Coisas que o Brasil apresenta muito marginalmente:
Diante da escassez que atinge 68% dos produtos
básicos no país, é cada vez maior o número de pessoas que vivem na miséria e
percorrem as ruas de zonas ricas para buscar comida no lixo
CARACAS - O caminhão de lixo freia e Rebeca
corre até o contêiner para fuçar os sacos. É a sua luta diária contra a fome,
que leva muitos venezuelanos a viverem de restos de comida. Antes que os
resíduos sejam triturados, ela vasculha avidamente e encontra um pouco de
macarrão. Rebeca León tem 18 anos, está terminando o ensino médio e vive no
bairro popular de Petare, em uma casa que, apesar da miséria, conta com os
serviços básicos.
Um filho de dois anos desnutrido, uma mãe com
deficiência e semanas "à base de água" a levaram, há seis meses, a
percorrer as ruas de zonas ricas para buscar comida no lixo. "Minha mãe
não aceitava, mas o que mais se pode fazer com a situação ruim do país? Ia
morrer de fome, dava para ver os ossos dela", conta Rebeca.
Sua rotina é angustiante. Estuda à tarde, e
depois do colégio vai direto caçar caminhões coletores de lixo e revirar sobras
em restaurantes, de onde tira restos de frango, pão, peixe ou queijo. Dorme na
rua e volta à casa de manhã para limpar o que recolheu e descansar, para depois
continuar fazendo a roda girar. "Vivemos de lixo". Esta jovem deixou
a vergonha de lado para sobreviver a uma crise onde a escassez atinge 68% dos
produtos básicos no país e a inflação cresce descontroladamente - segundo o
FMI, chegará a 1.660% em 2017.
"Chorava, porque me sentia humilhada. Já
não me importo, porque se você não trabalha nem procura algo no lixo, você não
come", disse, enquanto aguardava um caminhão que nunca chegou.
Cerca de 70 pessoas, entre elas várias crianças,
esperam com Rebeca os caminhões coletores, e repartem o controle das lixeiras
de restaurantes. Rebeca revira as sobras de uma marisqueira de Altamira. Perto
dali, em um estabelecimento de fast food, um homem foi esfaqueado recentemente
em uma briga por um saco de lixo, conta um funcionário.

- _Registros_
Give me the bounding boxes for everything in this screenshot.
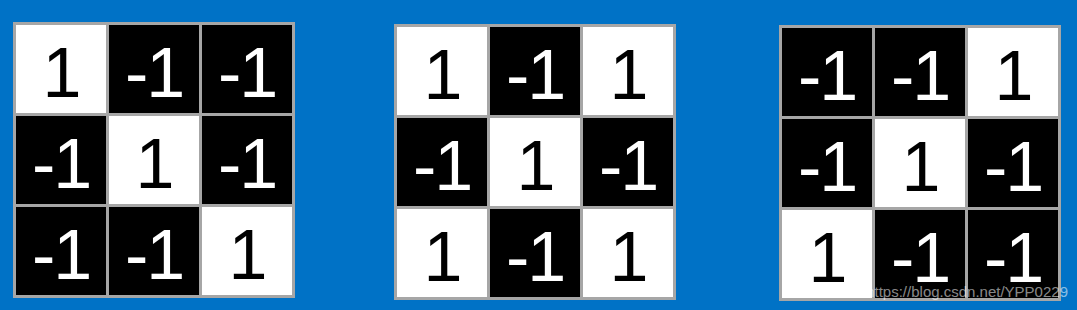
cell: 1: [968, 28, 1058, 116]
cell-value: 1: [136, 129, 173, 199]
cell: -1: [490, 209, 580, 297]
cell-value: 1: [229, 220, 266, 290]
cell: 1: [782, 210, 872, 298]
cell: -1: [202, 25, 292, 113]
cell: -1: [583, 118, 673, 206]
cell-value: -1: [984, 132, 1042, 202]
cell-value: -1: [506, 222, 564, 292]
cell-value: -1: [218, 129, 276, 199]
cell-value: -1: [125, 38, 183, 108]
cell-value: -1: [599, 131, 657, 201]
cell-value: -1: [798, 41, 856, 111]
cell: -1: [782, 28, 872, 116]
cell-value: -1: [891, 41, 949, 111]
cell-value: -1: [413, 131, 471, 201]
cell: -1: [397, 118, 487, 206]
cell-value: -1: [798, 132, 856, 202]
cell: -1: [16, 207, 106, 295]
cell-value: -1: [125, 220, 183, 290]
cell-value: 1: [424, 40, 461, 110]
cell-value: 1: [517, 131, 554, 201]
cell-value: 1: [809, 223, 846, 293]
cell: 1: [490, 118, 580, 206]
cell: 1: [109, 116, 199, 204]
cell-value: 1: [902, 132, 939, 202]
cell: -1: [109, 207, 199, 295]
cell: -1: [968, 119, 1058, 207]
cell: -1: [782, 119, 872, 207]
cell: 1: [397, 27, 487, 115]
cell-value: -1: [32, 220, 90, 290]
pattern-grid-2: 1-11-11-11-11: [394, 24, 676, 300]
cell-value: -1: [32, 129, 90, 199]
pattern-grid-3: -1-11-11-11-1-1: [779, 25, 1061, 301]
cell-value: 1: [424, 222, 461, 292]
cell: -1: [109, 25, 199, 113]
cell-value: 1: [610, 40, 647, 110]
watermark: https://blog.csdn.net/YPP0229: [866, 283, 1068, 300]
cell: 1: [202, 207, 292, 295]
cell-value: -1: [506, 40, 564, 110]
pattern-grid-1: 1-1-1-11-1-1-11: [13, 22, 295, 298]
cell: -1: [875, 28, 965, 116]
cell: -1: [490, 27, 580, 115]
cell-value: -1: [218, 38, 276, 108]
cell-value: 1: [610, 222, 647, 292]
cell: 1: [875, 119, 965, 207]
cell: 1: [16, 25, 106, 113]
cell: -1: [16, 116, 106, 204]
cell: -1: [202, 116, 292, 204]
cell-value: 1: [995, 41, 1032, 111]
cell-value: 1: [43, 38, 80, 108]
cell: 1: [583, 209, 673, 297]
cell: 1: [583, 27, 673, 115]
cell: 1: [397, 209, 487, 297]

- _Tarefa proposta_
Responda com base no texto sobre a fome em Caracas:
1. Quantos anos tem Rebeca León?
2. Segundo o FMI, a quanto chegará a inflação em 2017?
3. Quantas pessoas esperam com Rebeca os caminhões coletores?
Os registros provêm de uma fonte diferente da do texto.

- _Resposta da tarefa_
1. 18 anos.
2. 1.660%.
3. Cerca de 70 pessoas.